> _Aim of the exercise_
Exactly as written, retype the listing below, omitting the pictures.

[Records excerpted from a collection]
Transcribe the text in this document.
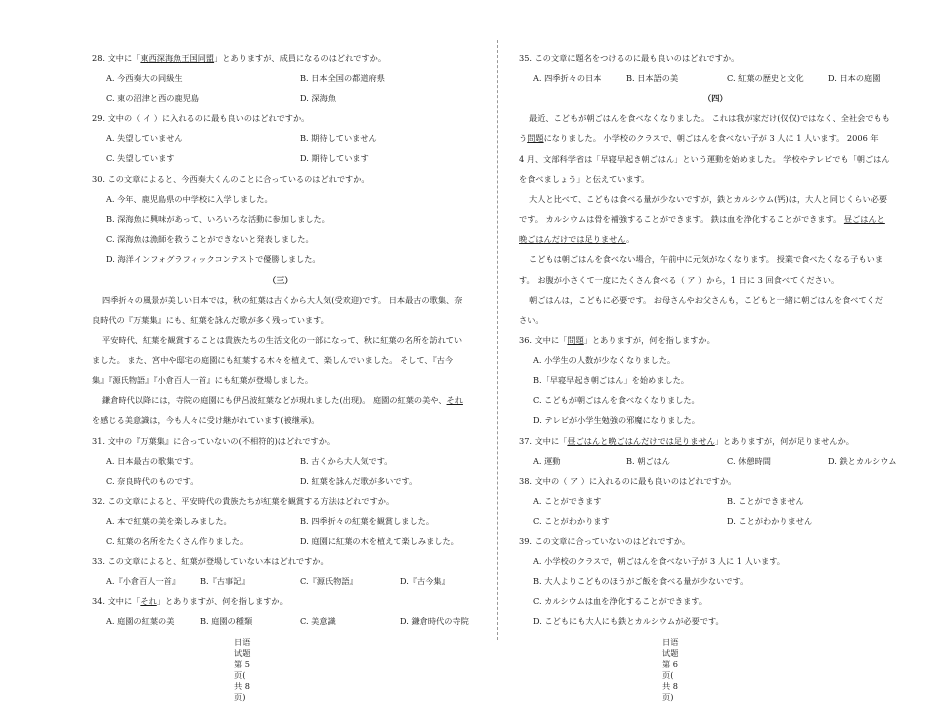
28. 文中に「東西深海魚王国同盟」とありますが、成員になるのはどれですか。
A. 今西奏大の同級生	B. 日本全国の都道府県
C. 東の沼津と西の鹿児島	D. 深海魚
29. 文中の（ イ ）に入れるのに最も良いのはどれですか。
A. 失望していません	B. 期待していません
C. 失望しています	D. 期待しています
30. この文章によると、今西奏大くんのことに合っているのはどれですか。
A. 今年、鹿児島県の中学校に入学しました。
B. 深海魚に興味があって、いろいろな活動に参加しました。
C. 深海魚は漁師を救うことができないと発表しました。
D. 海洋インフォグラフィックコンテストで優勝しました。
（三）
四季折々の風景が美しい日本では，秋の紅葉は古くから大人気(受欢迎)です。 日本最古の歌集、奈
良時代の『万葉集』にも、紅葉を詠んだ歌が多く残っています。
平安時代、紅葉を観賞することは貴族たちの生活文化の一部になって、秋に紅葉の名所を訪れてい
ました。 また、宮中や邸宅の庭園にも紅葉する木々を植えて、楽しんでいました。 そして、『古今
集』『源氏物語』『小倉百人一首』にも紅葉が登場しました。
鎌倉時代以降には，寺院の庭園にも伊呂波紅葉などが現れました(出现)。 庭園の紅葉の美や、それ
を感じる美意識は，今も人々に受け継がれています(被继承)。
31. 文中の『万葉集』に合っていないの(不相符的)はどれですか。
A. 日本最古の歌集です。	B. 古くから大人気です。
C. 奈良時代のものです。	D. 紅葉を詠んだ歌が多いです。
32. この文章によると、平安時代の貴族たちが紅葉を観賞する方法はどれですか。
A. 本で紅葉の美を楽しみました。	B. 四季折々の紅葉を観賞しました。
C. 紅葉の名所をたくさん作りました。	D. 庭園に紅葉の木を植えて楽しみました。
33. この文章によると、紅葉が登場していない本はどれですか。
A.『小倉百人一首』 B.『古事記』	C.『源氏物語』	D.『古今集』
34. 文中に「それ」とありますが、何を指しますか。
A. 庭園の紅葉の美	B. 庭園の種類	C. 美意識	D. 鎌倉時代の寺院
日语试题　第 5 页( 共 8 页)
35. この文章に題名をつけるのに最も良いのはどれですか。
A. 四季折々の日本	B. 日本語の美	C. 紅葉の歴史と文化	D. 日本の庭園
（四）
最近、こどもが朝ごはんを食べなくなりました。 これは我が家だけ(仅仅)ではなく、全社会でもも
う問題になりました。 小学校のクラスで、朝ごはんを食べない子が 3 人に 1 人います。 2006 年
4 月、文部科学省は「早寝早起き朝ごはん」という運動を始めました。 学校やテレビでも「朝ごはん
を食べましょう」と伝えています。
大人と比べて、こどもは食べる量が少ないですが，鉄とカルシウム(钙)は，大人と同じくらい必要
です。 カルシウムは骨を補強することができます。 鉄は血を浄化することができます。 昼ごはんと
晩ごはんだけでは足りません。
こどもは朝ごはんを食べない場合，午前中に元気がなくなります。 授業で食べたくなる子もいま
す。 お腹が小さくて一度にたくさん食べる（ ア ）から，1 日に 3 回食べてください。
朝ごはんは，こどもに必要です。 お母さんやお父さんも，こどもと一緒に朝ごはんを食べてくだ
さい。
36. 文中に「問題」とありますが，何を指しますか。
A. 小学生の人数が少なくなりました。
B.「早寝早起き朝ごはん」を始めました。
C. こどもが朝ごはんを食べなくなりました。
D. テレビが小学生勉強の邪魔になりました。
37. 文中に「昼ごはんと晩ごはんだけでは足りません」とありますが，何が足りませんか。
A. 運動	B. 朝ごはん	C. 休憩時間	D. 鉄とカルシウム
38. 文中の（ ア ）に入れるのに最も良いのはどれですか。
A. ことができます	B. ことができません
C. ことがわかります	D. ことがわかりません
39. この文章に合っていないのはどれですか。
A. 小学校のクラスで，朝ごはんを食べない子が 3 人に 1 人います。
B. 大人よりこどものほうがご飯を食べる量が少ないです。
C. カルシウムは血を浄化することができます。
D. こどもにも大人にも鉄とカルシウムが必要です。
日语试题　第 6 页( 共 8 页)
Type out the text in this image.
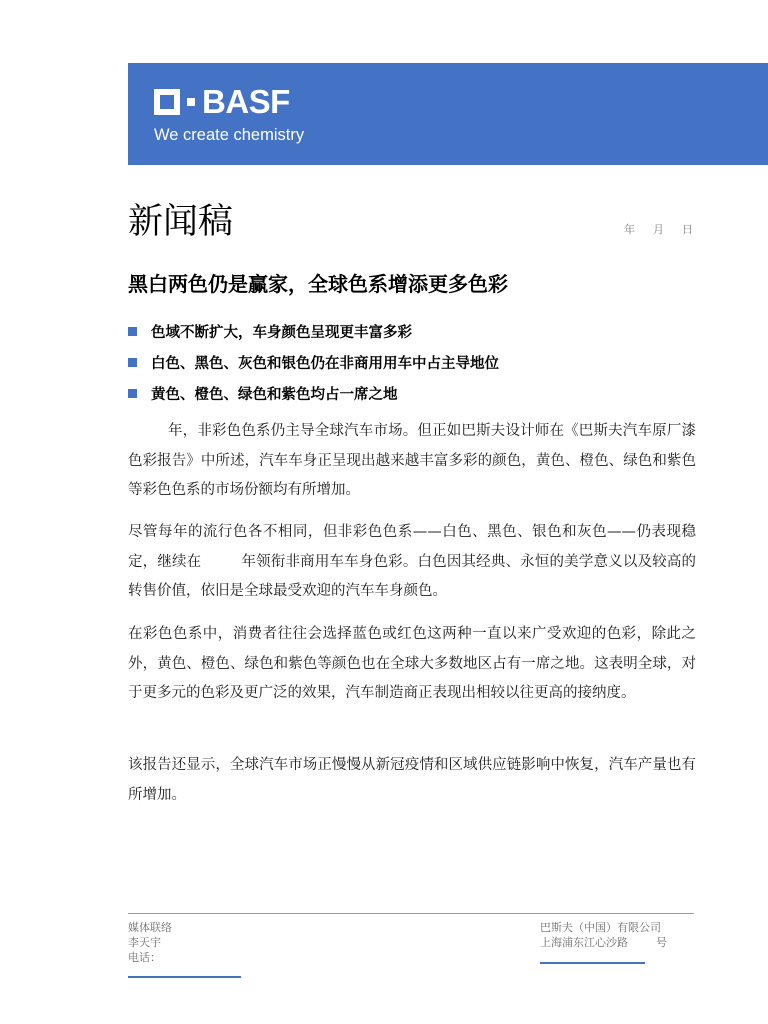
BASF
We create chemistry
新闻稿	年 月 日
黑白两色仍是赢家，全球色系增添更多色彩
色域不断扩大，车身颜色呈现更丰富多彩
白色、黑色、灰色和银色仍在非商用用车中占主导地位
黄色、橙色、绿色和紫色均占一席之地

年，非彩色色系仍主导全球汽车市场。但正如巴斯夫设计师在《巴斯夫汽车原厂漆色彩报告》中所述，汽车车身正呈现出越来越丰富多彩的颜色，黄色、橙色、绿色和紫色等彩色色系的市场份额均有所增加。

尽管每年的流行色各不相同，但非彩色色系——白色、黑色、银色和灰色——仍表现稳定，继续在	年领衔非商用车车身色彩。白色因其经典、永恒的美学意义以及较高的转售价值，依旧是全球最受欢迎的汽车车身颜色。

在彩色色系中，消费者往往会选择蓝色或红色这两种一直以来广受欢迎的色彩，除此之外，黄色、橙色、绿色和紫色等颜色也在全球大多数地区占有一席之地。这表明全球，对于更多元的色彩及更广泛的效果，汽车制造商正表现出相较以往更高的接纳度。

该报告还显示，全球汽车市场正慢慢从新冠疫情和区域供应链影响中恢复，汽车产量也有所增加。

媒体联络
李天宇
电话：
巴斯夫（中国）有限公司
上海浦东江心沙路	号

> _Reply_
Transcribe the text in this document.
28. 文中に「東西深海魚王国同盟」とありますが、成員になるのはどれですか。
A. 今西奏大の同級生	B. 日本全国の都道府県
C. 東の沼津と西の鹿児島	D. 深海魚
29. 文中の（ イ ）に入れるのに最も良いのはどれですか。
A. 失望していません	B. 期待していません
C. 失望しています	D. 期待しています
30. この文章によると、今西奏大くんのことに合っているのはどれですか。
A. 今年、鹿児島県の中学校に入学しました。
B. 深海魚に興味があって、いろいろな活動に参加しました。
C. 深海魚は漁師を救うことができないと発表しました。
D. 海洋インフォグラフィックコンテストで優勝しました。
（三）
四季折々の風景が美しい日本では，秋の紅葉は古くから大人気(受欢迎)です。 日本最古の歌集、奈
良時代の『万葉集』にも、紅葉を詠んだ歌が多く残っています。
平安時代、紅葉を観賞することは貴族たちの生活文化の一部になって、秋に紅葉の名所を訪れてい
ました。 また、宮中や邸宅の庭園にも紅葉する木々を植えて、楽しんでいました。 そして、『古今
集』『源氏物語』『小倉百人一首』にも紅葉が登場しました。
鎌倉時代以降には，寺院の庭園にも伊呂波紅葉などが現れました(出现)。 庭園の紅葉の美や、それ
を感じる美意識は，今も人々に受け継がれています(被继承)。
31. 文中の『万葉集』に合っていないの(不相符的)はどれですか。
A. 日本最古の歌集です。	B. 古くから大人気です。
C. 奈良時代のものです。	D. 紅葉を詠んだ歌が多いです。
32. この文章によると、平安時代の貴族たちが紅葉を観賞する方法はどれですか。
A. 本で紅葉の美を楽しみました。	B. 四季折々の紅葉を観賞しました。
C. 紅葉の名所をたくさん作りました。	D. 庭園に紅葉の木を植えて楽しみました。
33. この文章によると、紅葉が登場していない本はどれですか。
A.『小倉百人一首』 B.『古事記』	C.『源氏物語』	D.『古今集』
34. 文中に「それ」とありますが、何を指しますか。
A. 庭園の紅葉の美	B. 庭園の種類	C. 美意識	D. 鎌倉時代の寺院
日语试题　第 5 页( 共 8 页)
35. この文章に題名をつけるのに最も良いのはどれですか。
A. 四季折々の日本	B. 日本語の美	C. 紅葉の歴史と文化	D. 日本の庭園
（四）
最近、こどもが朝ごはんを食べなくなりました。 これは我が家だけ(仅仅)ではなく、全社会でもも
う問題になりました。 小学校のクラスで、朝ごはんを食べない子が 3 人に 1 人います。 2006 年
4 月、文部科学省は「早寝早起き朝ごはん」という運動を始めました。 学校やテレビでも「朝ごはん
を食べましょう」と伝えています。
大人と比べて、こどもは食べる量が少ないですが，鉄とカルシウム(钙)は，大人と同じくらい必要
です。 カルシウムは骨を補強することができます。 鉄は血を浄化することができます。 昼ごはんと
晩ごはんだけでは足りません。
こどもは朝ごはんを食べない場合，午前中に元気がなくなります。 授業で食べたくなる子もいま
す。 お腹が小さくて一度にたくさん食べる（ ア ）から，1 日に 3 回食べてください。
朝ごはんは，こどもに必要です。 お母さんやお父さんも，こどもと一緒に朝ごはんを食べてくだ
さい。
36. 文中に「問題」とありますが，何を指しますか。
A. 小学生の人数が少なくなりました。
B.「早寝早起き朝ごはん」を始めました。
C. こどもが朝ごはんを食べなくなりました。
D. テレビが小学生勉強の邪魔になりました。
37. 文中に「昼ごはんと晩ごはんだけでは足りません」とありますが，何が足りませんか。
A. 運動	B. 朝ごはん	C. 休憩時間	D. 鉄とカルシウム
38. 文中の（ ア ）に入れるのに最も良いのはどれですか。
A. ことができます	B. ことができません
C. ことがわかります	D. ことがわかりません
39. この文章に合っていないのはどれですか。
A. 小学校のクラスで，朝ごはんを食べない子が 3 人に 1 人います。
B. 大人よりこどものほうがご飯を食べる量が少ないです。
C. カルシウムは血を浄化することができます。
D. こどもにも大人にも鉄とカルシウムが必要です。
日语试题　第 6 页( 共 8 页)
Type out the text in this image.
BASF
We create chemistry
新闻稿	年 月 日
黑白两色仍是赢家，全球色系增添更多色彩
色域不断扩大，车身颜色呈现更丰富多彩
白色、黑色、灰色和银色仍在非商用用车中占主导地位
黄色、橙色、绿色和紫色均占一席之地

年，非彩色色系仍主导全球汽车市场。但正如巴斯夫设计师在《巴斯夫汽车原厂漆色彩报告》中所述，汽车车身正呈现出越来越丰富多彩的颜色，黄色、橙色、绿色和紫色等彩色色系的市场份额均有所增加。

尽管每年的流行色各不相同，但非彩色色系——白色、黑色、银色和灰色——仍表现稳定，继续在	年领衔非商用车车身色彩。白色因其经典、永恒的美学意义以及较高的转售价值，依旧是全球最受欢迎的汽车车身颜色。

在彩色色系中，消费者往往会选择蓝色或红色这两种一直以来广受欢迎的色彩，除此之外，黄色、橙色、绿色和紫色等颜色也在全球大多数地区占有一席之地。这表明全球，对于更多元的色彩及更广泛的效果，汽车制造商正表现出相较以往更高的接纳度。

该报告还显示，全球汽车市场正慢慢从新冠疫情和区域供应链影响中恢复，汽车产量也有所增加。

媒体联络
李天宇
电话：
巴斯夫（中国）有限公司
上海浦东江心沙路	号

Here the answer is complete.